(Dataset records on visual material)
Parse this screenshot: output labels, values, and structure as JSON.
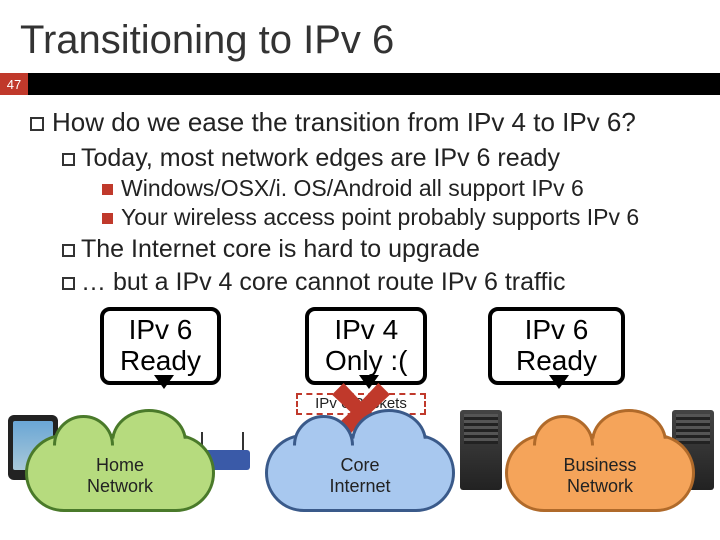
{
  "title": "Transitioning to IPv 6",
  "slide_number": "47",
  "q": "How do we ease the transition from IPv 4 to IPv 6?",
  "b1": "Today, most network edges are IPv 6 ready",
  "b1a": "Windows/OSX/i. OS/Android all support IPv 6",
  "b1b": "Your wireless access point probably supports IPv 6",
  "b2": "The Internet core is hard to upgrade",
  "b3": "… but a IPv 4 core cannot route IPv 6 traffic",
  "callout1": "IPv 6\nReady",
  "callout2": "IPv 4\nOnly :(",
  "callout3": "IPv 6\nReady",
  "dashed": "IPv 6 Packets",
  "cloud1_l1": "Home",
  "cloud1_l2": "Network",
  "cloud2_l1": "Core",
  "cloud2_l2": "Internet",
  "cloud3_l1": "Business",
  "cloud3_l2": "Network",
  "colors": {
    "accent": "#c0392b",
    "cloud_green": "#b6db7e",
    "cloud_blue": "#a8c8ef",
    "cloud_orange": "#f5a45a"
  }
}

### What is needed:
Repeat the material above word for word and skip every image in it.

### Exercise result:
Parse this screenshot: output labels, values, and structure as JSON.
{
  "title": "Transitioning to IPv 6",
  "slide_number": "47",
  "q": "How do we ease the transition from IPv 4 to IPv 6?",
  "b1": "Today, most network edges are IPv 6 ready",
  "b1a": "Windows/OSX/i. OS/Android all support IPv 6",
  "b1b": "Your wireless access point probably supports IPv 6",
  "b2": "The Internet core is hard to upgrade",
  "b3": "… but a IPv 4 core cannot route IPv 6 traffic",
  "callout1": "IPv 6\nReady",
  "callout2": "IPv 4\nOnly :(",
  "callout3": "IPv 6\nReady",
  "dashed": "IPv 6 Packets",
  "cloud1_l1": "Home",
  "cloud1_l2": "Network",
  "cloud2_l1": "Core",
  "cloud2_l2": "Internet",
  "cloud3_l1": "Business",
  "cloud3_l2": "Network",
  "colors": {
    "accent": "#c0392b",
    "cloud_green": "#b6db7e",
    "cloud_blue": "#a8c8ef",
    "cloud_orange": "#f5a45a"
  }
}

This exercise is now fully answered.